** Start of EXERCISE INPUT **

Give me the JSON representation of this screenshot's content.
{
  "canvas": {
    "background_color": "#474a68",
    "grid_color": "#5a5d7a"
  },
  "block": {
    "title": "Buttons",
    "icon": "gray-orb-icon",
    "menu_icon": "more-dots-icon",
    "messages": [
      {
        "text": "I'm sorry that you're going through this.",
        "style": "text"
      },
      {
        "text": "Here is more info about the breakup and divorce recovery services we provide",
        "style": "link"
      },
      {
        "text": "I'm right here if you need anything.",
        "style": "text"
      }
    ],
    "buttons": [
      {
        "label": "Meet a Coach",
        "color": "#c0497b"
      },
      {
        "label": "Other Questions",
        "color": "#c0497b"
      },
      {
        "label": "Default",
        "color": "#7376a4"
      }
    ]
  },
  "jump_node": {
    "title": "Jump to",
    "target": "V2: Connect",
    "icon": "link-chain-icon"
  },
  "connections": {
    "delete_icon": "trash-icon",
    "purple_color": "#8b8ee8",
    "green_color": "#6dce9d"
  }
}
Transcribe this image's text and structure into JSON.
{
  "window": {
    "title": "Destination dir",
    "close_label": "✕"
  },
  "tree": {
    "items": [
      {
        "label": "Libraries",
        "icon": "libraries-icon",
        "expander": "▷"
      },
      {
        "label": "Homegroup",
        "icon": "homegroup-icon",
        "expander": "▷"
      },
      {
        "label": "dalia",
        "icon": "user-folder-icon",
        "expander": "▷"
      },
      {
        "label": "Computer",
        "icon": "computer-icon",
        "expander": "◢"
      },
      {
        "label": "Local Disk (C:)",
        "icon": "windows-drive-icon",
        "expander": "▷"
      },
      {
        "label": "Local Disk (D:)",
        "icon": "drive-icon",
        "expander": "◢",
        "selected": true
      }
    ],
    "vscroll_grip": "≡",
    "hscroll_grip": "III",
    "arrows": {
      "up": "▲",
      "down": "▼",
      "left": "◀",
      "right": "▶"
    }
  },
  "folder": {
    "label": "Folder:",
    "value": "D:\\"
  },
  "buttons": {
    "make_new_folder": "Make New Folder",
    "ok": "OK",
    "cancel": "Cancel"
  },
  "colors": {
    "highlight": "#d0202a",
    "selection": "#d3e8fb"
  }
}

** End of EXERCISE INPUT **

> **INSTRUCTIONS FOR THE TASK**: Set down the entries verbatim, leaving none out.

> **REPLY**:
Give me the JSON representation of this screenshot's content.
{
  "canvas": {
    "background_color": "#474a68",
    "grid_color": "#5a5d7a"
  },
  "block": {
    "title": "Buttons",
    "icon": "gray-orb-icon",
    "menu_icon": "more-dots-icon",
    "messages": [
      {
        "text": "I'm sorry that you're going through this.",
        "style": "text"
      },
      {
        "text": "Here is more info about the breakup and divorce recovery services we provide",
        "style": "link"
      },
      {
        "text": "I'm right here if you need anything.",
        "style": "text"
      }
    ],
    "buttons": [
      {
        "label": "Meet a Coach",
        "color": "#c0497b"
      },
      {
        "label": "Other Questions",
        "color": "#c0497b"
      },
      {
        "label": "Default",
        "color": "#7376a4"
      }
    ]
  },
  "jump_node": {
    "title": "Jump to",
    "target": "V2: Connect",
    "icon": "link-chain-icon"
  },
  "connections": {
    "delete_icon": "trash-icon",
    "purple_color": "#8b8ee8",
    "green_color": "#6dce9d"
  }
}
Transcribe this image's text and structure into JSON.
{
  "window": {
    "title": "Destination dir",
    "close_label": "✕"
  },
  "tree": {
    "items": [
      {
        "label": "Libraries",
        "icon": "libraries-icon",
        "expander": "▷"
      },
      {
        "label": "Homegroup",
        "icon": "homegroup-icon",
        "expander": "▷"
      },
      {
        "label": "dalia",
        "icon": "user-folder-icon",
        "expander": "▷"
      },
      {
        "label": "Computer",
        "icon": "computer-icon",
        "expander": "◢"
      },
      {
        "label": "Local Disk (C:)",
        "icon": "windows-drive-icon",
        "expander": "▷"
      },
      {
        "label": "Local Disk (D:)",
        "icon": "drive-icon",
        "expander": "◢",
        "selected": true
      }
    ],
    "vscroll_grip": "≡",
    "hscroll_grip": "III",
    "arrows": {
      "up": "▲",
      "down": "▼",
      "left": "◀",
      "right": "▶"
    }
  },
  "folder": {
    "label": "Folder:",
    "value": "D:\\"
  },
  "buttons": {
    "make_new_folder": "Make New Folder",
    "ok": "OK",
    "cancel": "Cancel"
  },
  "colors": {
    "highlight": "#d0202a",
    "selection": "#d3e8fb"
  }
}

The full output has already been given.